THE EXERCISE: Copy every line of the material below word for word.

TASK MATERIAL:
•••••

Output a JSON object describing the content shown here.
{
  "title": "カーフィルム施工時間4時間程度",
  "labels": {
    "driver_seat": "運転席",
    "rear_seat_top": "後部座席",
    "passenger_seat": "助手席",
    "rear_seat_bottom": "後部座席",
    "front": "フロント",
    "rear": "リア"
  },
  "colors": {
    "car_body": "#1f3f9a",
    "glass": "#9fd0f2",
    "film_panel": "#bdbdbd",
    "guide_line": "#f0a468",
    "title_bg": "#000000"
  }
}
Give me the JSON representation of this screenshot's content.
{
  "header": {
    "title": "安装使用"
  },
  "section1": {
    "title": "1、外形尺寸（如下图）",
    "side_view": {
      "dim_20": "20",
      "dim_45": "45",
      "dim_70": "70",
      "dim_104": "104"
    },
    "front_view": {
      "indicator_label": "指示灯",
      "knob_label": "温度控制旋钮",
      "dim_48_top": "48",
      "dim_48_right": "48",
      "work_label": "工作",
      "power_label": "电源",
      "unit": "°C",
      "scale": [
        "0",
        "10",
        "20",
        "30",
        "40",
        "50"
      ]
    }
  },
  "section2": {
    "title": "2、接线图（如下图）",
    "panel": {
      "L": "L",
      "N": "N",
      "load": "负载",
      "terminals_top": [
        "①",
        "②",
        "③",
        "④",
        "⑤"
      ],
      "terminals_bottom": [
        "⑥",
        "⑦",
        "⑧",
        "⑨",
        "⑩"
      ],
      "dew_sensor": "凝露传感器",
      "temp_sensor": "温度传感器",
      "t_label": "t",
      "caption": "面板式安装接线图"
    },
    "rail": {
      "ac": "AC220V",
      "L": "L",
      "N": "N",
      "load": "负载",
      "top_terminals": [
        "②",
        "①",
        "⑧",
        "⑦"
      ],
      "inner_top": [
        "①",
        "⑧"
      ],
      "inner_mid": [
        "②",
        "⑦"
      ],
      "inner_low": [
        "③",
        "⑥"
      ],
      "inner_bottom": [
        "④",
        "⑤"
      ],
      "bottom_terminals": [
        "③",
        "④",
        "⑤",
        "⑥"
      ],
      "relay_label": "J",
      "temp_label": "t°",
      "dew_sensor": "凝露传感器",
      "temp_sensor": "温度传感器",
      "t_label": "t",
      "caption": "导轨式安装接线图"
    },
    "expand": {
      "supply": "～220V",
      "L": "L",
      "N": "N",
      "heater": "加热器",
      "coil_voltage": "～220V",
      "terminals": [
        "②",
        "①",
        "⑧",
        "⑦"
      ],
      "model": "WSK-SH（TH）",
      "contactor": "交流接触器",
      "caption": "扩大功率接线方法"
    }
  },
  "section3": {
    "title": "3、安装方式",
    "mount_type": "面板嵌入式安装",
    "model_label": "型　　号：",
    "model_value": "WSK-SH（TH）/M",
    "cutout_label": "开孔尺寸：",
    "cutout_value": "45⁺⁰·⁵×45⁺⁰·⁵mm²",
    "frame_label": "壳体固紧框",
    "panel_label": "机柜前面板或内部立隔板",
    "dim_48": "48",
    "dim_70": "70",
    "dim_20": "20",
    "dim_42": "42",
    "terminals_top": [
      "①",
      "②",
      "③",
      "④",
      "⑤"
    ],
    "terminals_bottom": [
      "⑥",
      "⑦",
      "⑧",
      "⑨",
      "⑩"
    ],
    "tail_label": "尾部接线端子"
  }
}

•••••

FINISHED ANSWER:
Output a JSON object describing the content shown here.
{
  "title": "カーフィルム施工時間4時間程度",
  "labels": {
    "driver_seat": "運転席",
    "rear_seat_top": "後部座席",
    "passenger_seat": "助手席",
    "rear_seat_bottom": "後部座席",
    "front": "フロント",
    "rear": "リア"
  },
  "colors": {
    "car_body": "#1f3f9a",
    "glass": "#9fd0f2",
    "film_panel": "#bdbdbd",
    "guide_line": "#f0a468",
    "title_bg": "#000000"
  }
}
Give me the JSON representation of this screenshot's content.
{
  "header": {
    "title": "安装使用"
  },
  "section1": {
    "title": "1、外形尺寸（如下图）",
    "side_view": {
      "dim_20": "20",
      "dim_45": "45",
      "dim_70": "70",
      "dim_104": "104"
    },
    "front_view": {
      "indicator_label": "指示灯",
      "knob_label": "温度控制旋钮",
      "dim_48_top": "48",
      "dim_48_right": "48",
      "work_label": "工作",
      "power_label": "电源",
      "unit": "°C",
      "scale": [
        "0",
        "10",
        "20",
        "30",
        "40",
        "50"
      ]
    }
  },
  "section2": {
    "title": "2、接线图（如下图）",
    "panel": {
      "L": "L",
      "N": "N",
      "load": "负载",
      "terminals_top": [
        "①",
        "②",
        "③",
        "④",
        "⑤"
      ],
      "terminals_bottom": [
        "⑥",
        "⑦",
        "⑧",
        "⑨",
        "⑩"
      ],
      "dew_sensor": "凝露传感器",
      "temp_sensor": "温度传感器",
      "t_label": "t",
      "caption": "面板式安装接线图"
    },
    "rail": {
      "ac": "AC220V",
      "L": "L",
      "N": "N",
      "load": "负载",
      "top_terminals": [
        "②",
        "①",
        "⑧",
        "⑦"
      ],
      "inner_top": [
        "①",
        "⑧"
      ],
      "inner_mid": [
        "②",
        "⑦"
      ],
      "inner_low": [
        "③",
        "⑥"
      ],
      "inner_bottom": [
        "④",
        "⑤"
      ],
      "bottom_terminals": [
        "③",
        "④",
        "⑤",
        "⑥"
      ],
      "relay_label": "J",
      "temp_label": "t°",
      "dew_sensor": "凝露传感器",
      "temp_sensor": "温度传感器",
      "t_label": "t",
      "caption": "导轨式安装接线图"
    },
    "expand": {
      "supply": "～220V",
      "L": "L",
      "N": "N",
      "heater": "加热器",
      "coil_voltage": "～220V",
      "terminals": [
        "②",
        "①",
        "⑧",
        "⑦"
      ],
      "model": "WSK-SH（TH）",
      "contactor": "交流接触器",
      "caption": "扩大功率接线方法"
    }
  },
  "section3": {
    "title": "3、安装方式",
    "mount_type": "面板嵌入式安装",
    "model_label": "型　　号：",
    "model_value": "WSK-SH（TH）/M",
    "cutout_label": "开孔尺寸：",
    "cutout_value": "45⁺⁰·⁵×45⁺⁰·⁵mm²",
    "frame_label": "壳体固紧框",
    "panel_label": "机柜前面板或内部立隔板",
    "dim_48": "48",
    "dim_70": "70",
    "dim_20": "20",
    "dim_42": "42",
    "terminals_top": [
      "①",
      "②",
      "③",
      "④",
      "⑤"
    ],
    "terminals_bottom": [
      "⑥",
      "⑦",
      "⑧",
      "⑨",
      "⑩"
    ],
    "tail_label": "尾部接线端子"
  }
}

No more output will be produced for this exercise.